* [Task instructions]: Answer with one number: the count of lines in the listing below that hold the word "intmote".
##############################
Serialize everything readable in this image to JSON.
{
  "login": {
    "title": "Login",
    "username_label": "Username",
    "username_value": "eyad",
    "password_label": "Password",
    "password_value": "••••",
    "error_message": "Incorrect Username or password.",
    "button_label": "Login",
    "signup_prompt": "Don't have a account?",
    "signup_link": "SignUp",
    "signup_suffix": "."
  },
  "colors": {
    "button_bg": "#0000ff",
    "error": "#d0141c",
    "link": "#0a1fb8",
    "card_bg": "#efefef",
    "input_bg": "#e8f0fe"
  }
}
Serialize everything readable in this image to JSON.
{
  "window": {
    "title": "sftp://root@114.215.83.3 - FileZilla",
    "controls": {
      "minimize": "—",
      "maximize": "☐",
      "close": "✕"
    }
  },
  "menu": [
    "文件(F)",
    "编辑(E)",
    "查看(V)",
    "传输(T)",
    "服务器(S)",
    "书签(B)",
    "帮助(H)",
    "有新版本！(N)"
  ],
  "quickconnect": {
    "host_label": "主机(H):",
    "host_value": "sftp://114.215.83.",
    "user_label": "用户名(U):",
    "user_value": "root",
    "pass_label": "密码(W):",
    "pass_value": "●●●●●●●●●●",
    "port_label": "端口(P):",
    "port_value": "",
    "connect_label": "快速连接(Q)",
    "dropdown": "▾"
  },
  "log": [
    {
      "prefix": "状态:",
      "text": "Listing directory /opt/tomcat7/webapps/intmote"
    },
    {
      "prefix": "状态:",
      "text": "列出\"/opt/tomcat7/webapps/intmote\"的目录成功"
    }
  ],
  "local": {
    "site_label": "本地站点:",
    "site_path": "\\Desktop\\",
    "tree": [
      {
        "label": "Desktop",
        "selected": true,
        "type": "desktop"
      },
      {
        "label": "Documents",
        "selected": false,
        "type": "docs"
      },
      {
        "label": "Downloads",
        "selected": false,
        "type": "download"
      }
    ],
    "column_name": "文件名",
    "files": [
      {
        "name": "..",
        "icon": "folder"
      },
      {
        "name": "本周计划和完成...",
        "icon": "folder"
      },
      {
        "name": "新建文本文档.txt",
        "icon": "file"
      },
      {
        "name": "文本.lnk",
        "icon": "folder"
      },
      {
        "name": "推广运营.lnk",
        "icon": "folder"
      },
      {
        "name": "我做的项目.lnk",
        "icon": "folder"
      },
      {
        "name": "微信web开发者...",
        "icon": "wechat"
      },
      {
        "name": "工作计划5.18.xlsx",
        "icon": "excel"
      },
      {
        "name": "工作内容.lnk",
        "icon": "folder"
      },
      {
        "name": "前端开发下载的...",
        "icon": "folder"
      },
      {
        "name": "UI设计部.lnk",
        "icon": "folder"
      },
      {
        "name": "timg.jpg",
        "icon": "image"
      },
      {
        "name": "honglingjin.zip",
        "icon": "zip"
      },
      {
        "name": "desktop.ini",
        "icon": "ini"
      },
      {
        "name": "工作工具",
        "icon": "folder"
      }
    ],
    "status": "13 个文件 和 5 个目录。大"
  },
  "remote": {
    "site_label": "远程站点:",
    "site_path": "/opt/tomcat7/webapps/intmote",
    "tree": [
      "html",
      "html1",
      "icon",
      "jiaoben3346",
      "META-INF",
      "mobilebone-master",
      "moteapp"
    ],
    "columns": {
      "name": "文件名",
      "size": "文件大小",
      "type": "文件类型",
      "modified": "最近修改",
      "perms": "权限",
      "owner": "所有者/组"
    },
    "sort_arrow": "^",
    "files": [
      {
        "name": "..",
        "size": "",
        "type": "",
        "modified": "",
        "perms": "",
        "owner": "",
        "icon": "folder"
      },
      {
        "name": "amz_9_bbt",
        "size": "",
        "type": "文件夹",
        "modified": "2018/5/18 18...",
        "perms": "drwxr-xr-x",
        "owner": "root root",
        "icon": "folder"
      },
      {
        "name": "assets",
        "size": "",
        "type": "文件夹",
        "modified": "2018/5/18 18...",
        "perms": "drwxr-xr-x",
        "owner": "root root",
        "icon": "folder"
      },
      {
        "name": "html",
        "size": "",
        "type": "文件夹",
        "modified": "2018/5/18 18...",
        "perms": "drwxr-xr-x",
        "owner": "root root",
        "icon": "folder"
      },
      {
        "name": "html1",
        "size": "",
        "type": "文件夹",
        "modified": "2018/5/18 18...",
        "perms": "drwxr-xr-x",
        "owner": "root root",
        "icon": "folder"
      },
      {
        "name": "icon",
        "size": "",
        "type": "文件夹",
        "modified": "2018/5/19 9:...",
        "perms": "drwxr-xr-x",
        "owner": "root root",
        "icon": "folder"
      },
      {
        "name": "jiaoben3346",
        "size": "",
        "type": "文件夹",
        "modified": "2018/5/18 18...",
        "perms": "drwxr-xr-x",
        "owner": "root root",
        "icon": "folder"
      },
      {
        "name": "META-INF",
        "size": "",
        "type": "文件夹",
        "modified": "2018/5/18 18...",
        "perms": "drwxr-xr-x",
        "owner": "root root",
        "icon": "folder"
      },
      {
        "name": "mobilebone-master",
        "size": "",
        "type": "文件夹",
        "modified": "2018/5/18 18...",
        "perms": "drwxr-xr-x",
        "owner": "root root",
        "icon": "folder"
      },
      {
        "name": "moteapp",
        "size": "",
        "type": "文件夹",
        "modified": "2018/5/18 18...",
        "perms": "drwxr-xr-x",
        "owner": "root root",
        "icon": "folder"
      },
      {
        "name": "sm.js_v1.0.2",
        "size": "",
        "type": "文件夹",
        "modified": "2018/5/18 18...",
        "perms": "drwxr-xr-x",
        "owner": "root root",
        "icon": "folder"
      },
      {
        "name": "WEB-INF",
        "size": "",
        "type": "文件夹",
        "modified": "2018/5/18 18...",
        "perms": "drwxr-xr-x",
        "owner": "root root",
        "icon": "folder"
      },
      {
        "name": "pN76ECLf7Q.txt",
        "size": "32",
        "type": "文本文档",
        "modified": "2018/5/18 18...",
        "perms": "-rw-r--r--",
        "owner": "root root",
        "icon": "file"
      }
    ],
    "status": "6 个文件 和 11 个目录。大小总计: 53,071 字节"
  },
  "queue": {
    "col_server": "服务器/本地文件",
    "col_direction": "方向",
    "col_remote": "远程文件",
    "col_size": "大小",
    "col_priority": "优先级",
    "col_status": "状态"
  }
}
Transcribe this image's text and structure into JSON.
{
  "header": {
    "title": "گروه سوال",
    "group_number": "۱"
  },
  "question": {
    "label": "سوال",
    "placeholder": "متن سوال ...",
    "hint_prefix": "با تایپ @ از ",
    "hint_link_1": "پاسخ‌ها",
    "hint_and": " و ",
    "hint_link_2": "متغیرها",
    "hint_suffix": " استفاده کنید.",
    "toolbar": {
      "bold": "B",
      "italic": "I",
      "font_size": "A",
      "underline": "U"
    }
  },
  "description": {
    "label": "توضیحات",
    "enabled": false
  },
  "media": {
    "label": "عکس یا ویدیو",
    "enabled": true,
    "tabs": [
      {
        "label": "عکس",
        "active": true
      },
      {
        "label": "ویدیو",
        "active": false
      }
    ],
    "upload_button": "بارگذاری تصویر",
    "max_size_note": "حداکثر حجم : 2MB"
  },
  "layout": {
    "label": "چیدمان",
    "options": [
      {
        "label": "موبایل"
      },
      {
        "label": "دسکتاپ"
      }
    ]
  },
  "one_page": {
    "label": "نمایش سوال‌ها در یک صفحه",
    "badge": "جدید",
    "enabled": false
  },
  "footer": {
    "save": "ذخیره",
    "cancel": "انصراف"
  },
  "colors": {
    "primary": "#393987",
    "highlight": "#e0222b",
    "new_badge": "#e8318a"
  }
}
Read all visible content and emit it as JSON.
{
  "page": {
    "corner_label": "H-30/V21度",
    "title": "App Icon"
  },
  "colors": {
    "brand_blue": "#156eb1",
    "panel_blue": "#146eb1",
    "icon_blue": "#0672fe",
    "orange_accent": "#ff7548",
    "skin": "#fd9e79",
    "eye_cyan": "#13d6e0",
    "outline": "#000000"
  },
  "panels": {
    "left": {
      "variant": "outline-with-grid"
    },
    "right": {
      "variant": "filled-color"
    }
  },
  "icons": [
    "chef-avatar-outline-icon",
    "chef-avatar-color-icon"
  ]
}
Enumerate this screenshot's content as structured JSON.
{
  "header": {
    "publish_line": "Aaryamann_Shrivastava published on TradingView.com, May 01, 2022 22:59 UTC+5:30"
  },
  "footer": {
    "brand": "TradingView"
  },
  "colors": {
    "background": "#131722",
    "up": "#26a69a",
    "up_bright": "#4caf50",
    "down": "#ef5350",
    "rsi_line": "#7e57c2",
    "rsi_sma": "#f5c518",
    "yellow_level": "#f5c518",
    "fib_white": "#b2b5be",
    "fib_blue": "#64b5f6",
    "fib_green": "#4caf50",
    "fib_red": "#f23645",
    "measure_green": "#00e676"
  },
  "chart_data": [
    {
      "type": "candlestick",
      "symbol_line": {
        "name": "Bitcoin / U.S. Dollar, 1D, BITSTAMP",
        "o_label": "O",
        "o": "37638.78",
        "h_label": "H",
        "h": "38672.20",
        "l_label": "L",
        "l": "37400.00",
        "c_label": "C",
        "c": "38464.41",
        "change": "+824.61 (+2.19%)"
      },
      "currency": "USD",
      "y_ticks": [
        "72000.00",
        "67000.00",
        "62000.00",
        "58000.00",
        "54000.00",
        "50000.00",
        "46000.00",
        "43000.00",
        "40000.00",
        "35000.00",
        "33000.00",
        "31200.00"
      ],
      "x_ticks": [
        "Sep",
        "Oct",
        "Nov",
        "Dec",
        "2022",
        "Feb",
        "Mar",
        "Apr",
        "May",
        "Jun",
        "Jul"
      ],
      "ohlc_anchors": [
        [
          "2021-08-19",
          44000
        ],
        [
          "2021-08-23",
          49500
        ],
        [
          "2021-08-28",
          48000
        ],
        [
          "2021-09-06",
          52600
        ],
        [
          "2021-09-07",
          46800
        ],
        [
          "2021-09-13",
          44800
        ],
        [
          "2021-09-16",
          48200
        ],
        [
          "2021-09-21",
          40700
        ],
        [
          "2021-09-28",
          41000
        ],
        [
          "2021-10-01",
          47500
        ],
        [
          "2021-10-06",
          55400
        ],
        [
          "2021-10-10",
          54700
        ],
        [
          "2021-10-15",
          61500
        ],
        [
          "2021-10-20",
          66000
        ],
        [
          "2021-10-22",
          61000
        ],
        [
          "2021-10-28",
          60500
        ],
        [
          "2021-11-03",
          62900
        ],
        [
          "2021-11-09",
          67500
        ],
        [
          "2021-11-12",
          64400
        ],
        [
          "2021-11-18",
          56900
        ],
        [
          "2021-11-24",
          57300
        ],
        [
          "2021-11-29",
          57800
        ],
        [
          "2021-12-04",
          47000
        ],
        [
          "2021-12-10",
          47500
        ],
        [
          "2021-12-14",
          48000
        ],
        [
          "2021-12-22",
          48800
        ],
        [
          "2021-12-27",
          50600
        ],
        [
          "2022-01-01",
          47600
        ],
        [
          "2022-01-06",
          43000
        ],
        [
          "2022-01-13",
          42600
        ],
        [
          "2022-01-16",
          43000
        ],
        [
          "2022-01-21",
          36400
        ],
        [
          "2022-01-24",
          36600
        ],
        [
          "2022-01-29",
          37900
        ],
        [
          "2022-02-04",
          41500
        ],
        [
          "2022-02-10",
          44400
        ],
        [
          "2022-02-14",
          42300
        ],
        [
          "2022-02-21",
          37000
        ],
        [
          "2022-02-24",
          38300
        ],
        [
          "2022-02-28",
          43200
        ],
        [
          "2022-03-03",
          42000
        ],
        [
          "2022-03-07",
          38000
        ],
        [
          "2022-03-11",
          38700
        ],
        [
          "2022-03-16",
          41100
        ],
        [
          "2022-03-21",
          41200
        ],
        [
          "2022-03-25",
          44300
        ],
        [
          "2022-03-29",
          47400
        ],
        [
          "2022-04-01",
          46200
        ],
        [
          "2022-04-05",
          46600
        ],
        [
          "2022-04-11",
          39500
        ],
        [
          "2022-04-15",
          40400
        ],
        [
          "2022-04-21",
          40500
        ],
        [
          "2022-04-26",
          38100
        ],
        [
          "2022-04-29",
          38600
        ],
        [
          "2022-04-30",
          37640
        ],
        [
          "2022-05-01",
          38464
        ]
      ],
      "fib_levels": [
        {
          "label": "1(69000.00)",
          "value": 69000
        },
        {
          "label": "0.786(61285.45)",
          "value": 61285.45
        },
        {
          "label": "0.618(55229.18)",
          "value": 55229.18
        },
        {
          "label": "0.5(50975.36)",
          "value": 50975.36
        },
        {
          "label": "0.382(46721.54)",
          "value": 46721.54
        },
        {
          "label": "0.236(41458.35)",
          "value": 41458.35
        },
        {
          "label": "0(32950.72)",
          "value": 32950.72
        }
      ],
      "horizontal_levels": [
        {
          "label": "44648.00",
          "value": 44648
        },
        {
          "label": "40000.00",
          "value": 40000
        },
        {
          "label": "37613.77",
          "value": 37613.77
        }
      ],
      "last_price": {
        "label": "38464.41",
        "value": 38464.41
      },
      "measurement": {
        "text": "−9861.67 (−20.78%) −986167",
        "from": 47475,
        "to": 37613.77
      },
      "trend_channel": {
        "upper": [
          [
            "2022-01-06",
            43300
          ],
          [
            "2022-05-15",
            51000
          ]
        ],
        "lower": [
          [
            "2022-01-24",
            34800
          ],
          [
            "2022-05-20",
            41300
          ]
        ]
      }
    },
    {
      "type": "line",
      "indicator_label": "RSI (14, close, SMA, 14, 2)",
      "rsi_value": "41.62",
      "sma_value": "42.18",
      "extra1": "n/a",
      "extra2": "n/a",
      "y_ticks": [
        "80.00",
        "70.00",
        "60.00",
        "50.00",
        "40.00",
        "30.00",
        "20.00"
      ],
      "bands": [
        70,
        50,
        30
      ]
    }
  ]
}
##############################
* [Finished answer]: 3